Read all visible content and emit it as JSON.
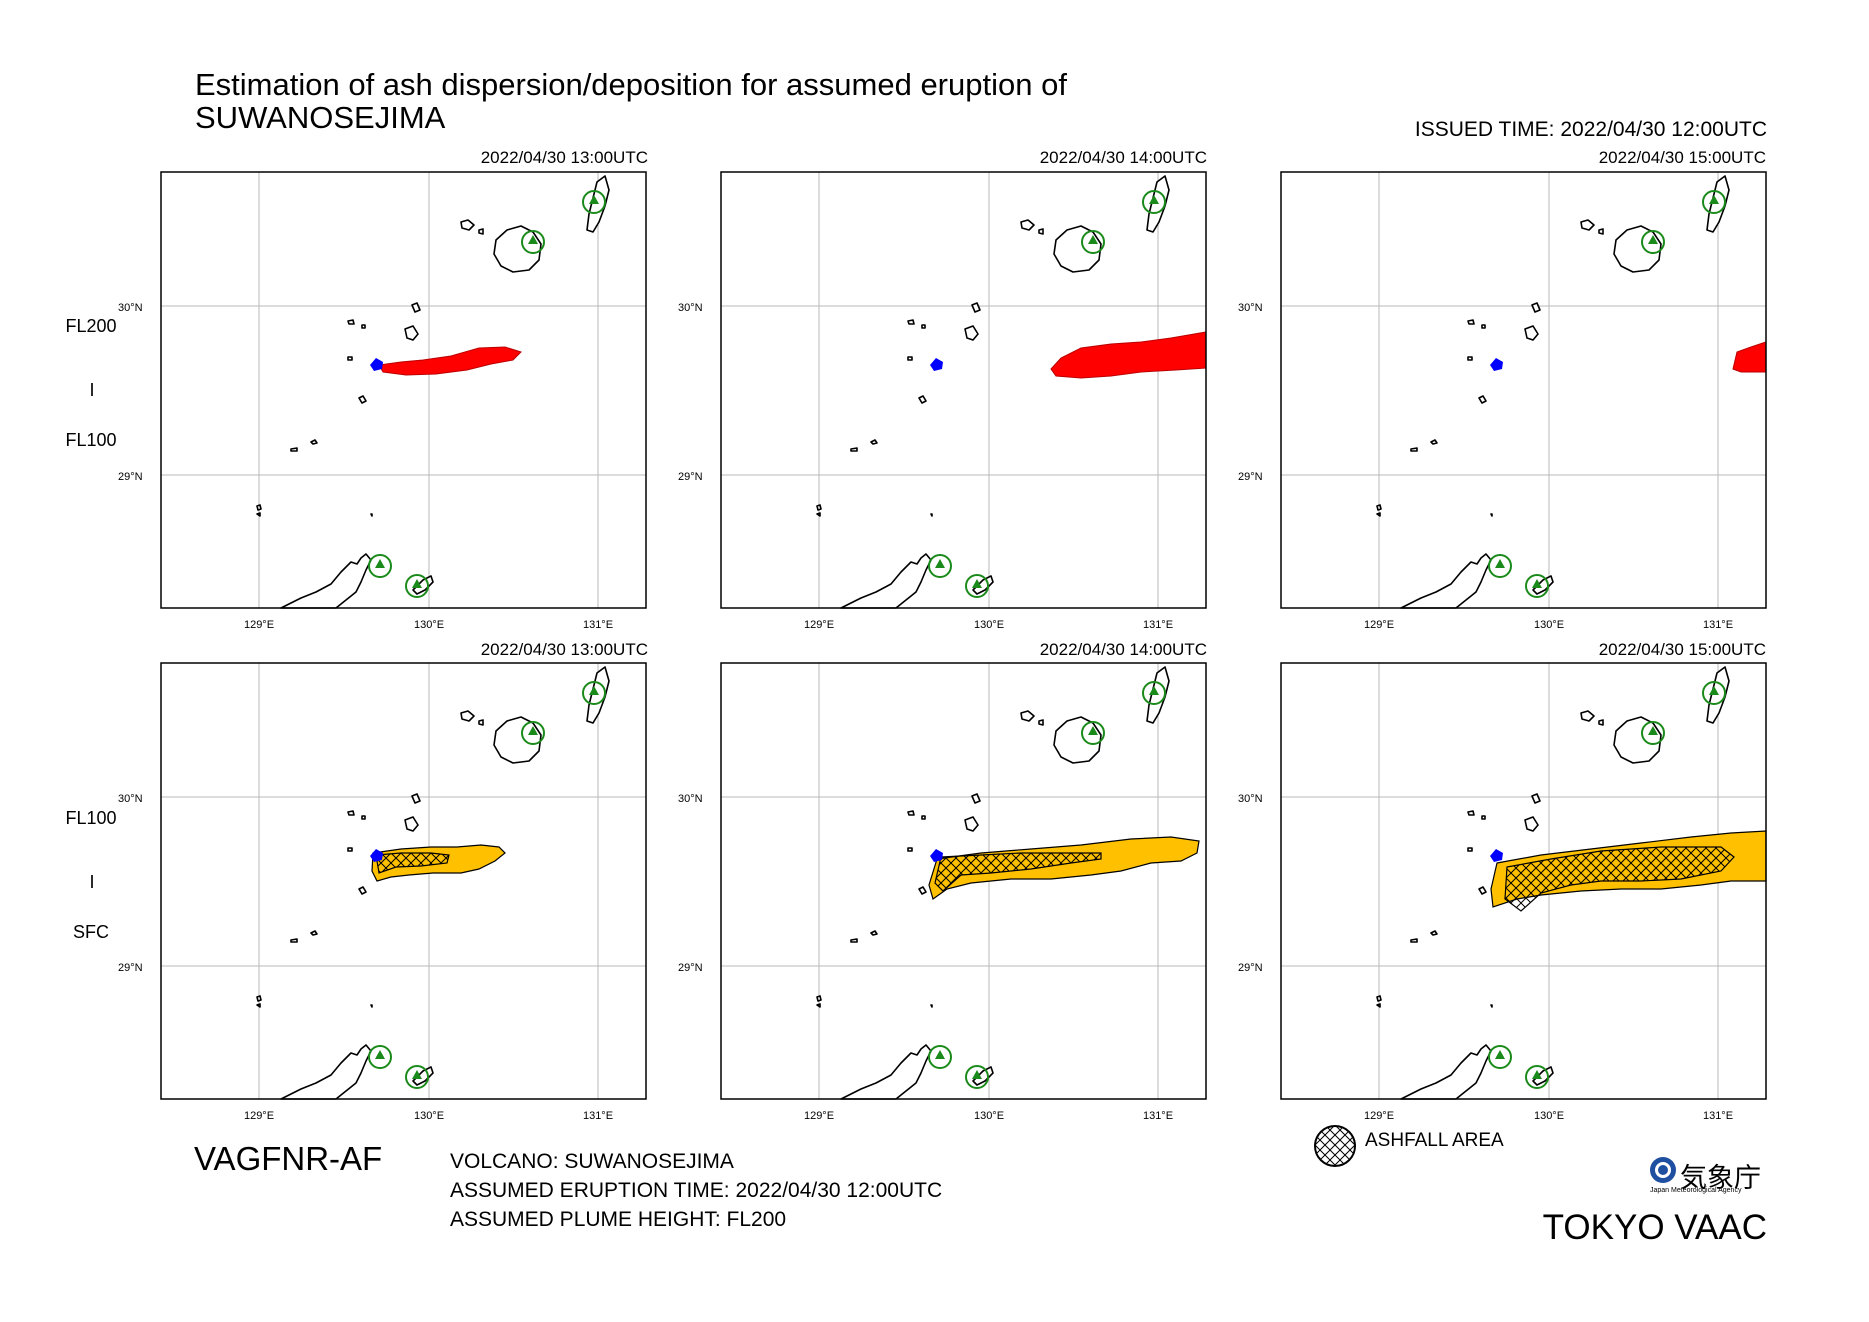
{
  "title": "Estimation of ash dispersion/deposition for assumed eruption of\nSUWANOSEJIMA",
  "issued_time": "ISSUED TIME: 2022/04/30 12:00UTC",
  "map_labels": {
    "lat_30": "30°N",
    "lat_29": "29°N",
    "lon_129": "129°E",
    "lon_130": "130°E",
    "lon_131": "131°E"
  },
  "rows": [
    {
      "top_label": "FL200",
      "sep_label": "I",
      "bottom_label": "FL100",
      "panels": [
        {
          "time": "2022/04/30 13:00UTC",
          "ash_color": "#ff0000",
          "ashfall": false
        },
        {
          "time": "2022/04/30 14:00UTC",
          "ash_color": "#ff0000",
          "ashfall": false
        },
        {
          "time": "2022/04/30 15:00UTC",
          "ash_color": "#ff0000",
          "ashfall": false
        }
      ]
    },
    {
      "top_label": "FL100",
      "sep_label": "I",
      "bottom_label": "SFC",
      "panels": [
        {
          "time": "2022/04/30 13:00UTC",
          "ash_color": "#ffc000",
          "ashfall": true
        },
        {
          "time": "2022/04/30 14:00UTC",
          "ash_color": "#ffc000",
          "ashfall": true
        },
        {
          "time": "2022/04/30 15:00UTC",
          "ash_color": "#ffc000",
          "ashfall": true
        }
      ]
    }
  ],
  "product_code": "VAGFNR-AF",
  "volcano": "VOLCANO: SUWANOSEJIMA",
  "eruption_time": "ASSUMED ERUPTION TIME: 2022/04/30 12:00UTC",
  "plume_height": "ASSUMED PLUME HEIGHT: FL200",
  "legend_label": "ASHFALL AREA",
  "agency_name": "気象庁",
  "agency_english": "Japan Meteorological Agency",
  "vaac": "TOKYO VAAC",
  "colors": {
    "volcano": "#0000ff",
    "other_volcano": "#1a8a1a",
    "plume_upper": "#ff0000",
    "plume_lower": "#ffc000"
  }
}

________________________________________

▸ Problem to work on: Keep the pictures out of the copy and write out the data exactly as it stands.

▸ Output:
Read all visible content and emit it as JSON.
{
  "title": "Estimation of ash dispersion/deposition for assumed eruption of\nSUWANOSEJIMA",
  "issued_time": "ISSUED TIME: 2022/04/30 12:00UTC",
  "map_labels": {
    "lat_30": "30°N",
    "lat_29": "29°N",
    "lon_129": "129°E",
    "lon_130": "130°E",
    "lon_131": "131°E"
  },
  "rows": [
    {
      "top_label": "FL200",
      "sep_label": "I",
      "bottom_label": "FL100",
      "panels": [
        {
          "time": "2022/04/30 13:00UTC",
          "ash_color": "#ff0000",
          "ashfall": false
        },
        {
          "time": "2022/04/30 14:00UTC",
          "ash_color": "#ff0000",
          "ashfall": false
        },
        {
          "time": "2022/04/30 15:00UTC",
          "ash_color": "#ff0000",
          "ashfall": false
        }
      ]
    },
    {
      "top_label": "FL100",
      "sep_label": "I",
      "bottom_label": "SFC",
      "panels": [
        {
          "time": "2022/04/30 13:00UTC",
          "ash_color": "#ffc000",
          "ashfall": true
        },
        {
          "time": "2022/04/30 14:00UTC",
          "ash_color": "#ffc000",
          "ashfall": true
        },
        {
          "time": "2022/04/30 15:00UTC",
          "ash_color": "#ffc000",
          "ashfall": true
        }
      ]
    }
  ],
  "product_code": "VAGFNR-AF",
  "volcano": "VOLCANO: SUWANOSEJIMA",
  "eruption_time": "ASSUMED ERUPTION TIME: 2022/04/30 12:00UTC",
  "plume_height": "ASSUMED PLUME HEIGHT: FL200",
  "legend_label": "ASHFALL AREA",
  "agency_name": "気象庁",
  "agency_english": "Japan Meteorological Agency",
  "vaac": "TOKYO VAAC",
  "colors": {
    "volcano": "#0000ff",
    "other_volcano": "#1a8a1a",
    "plume_upper": "#ff0000",
    "plume_lower": "#ffc000"
  }
}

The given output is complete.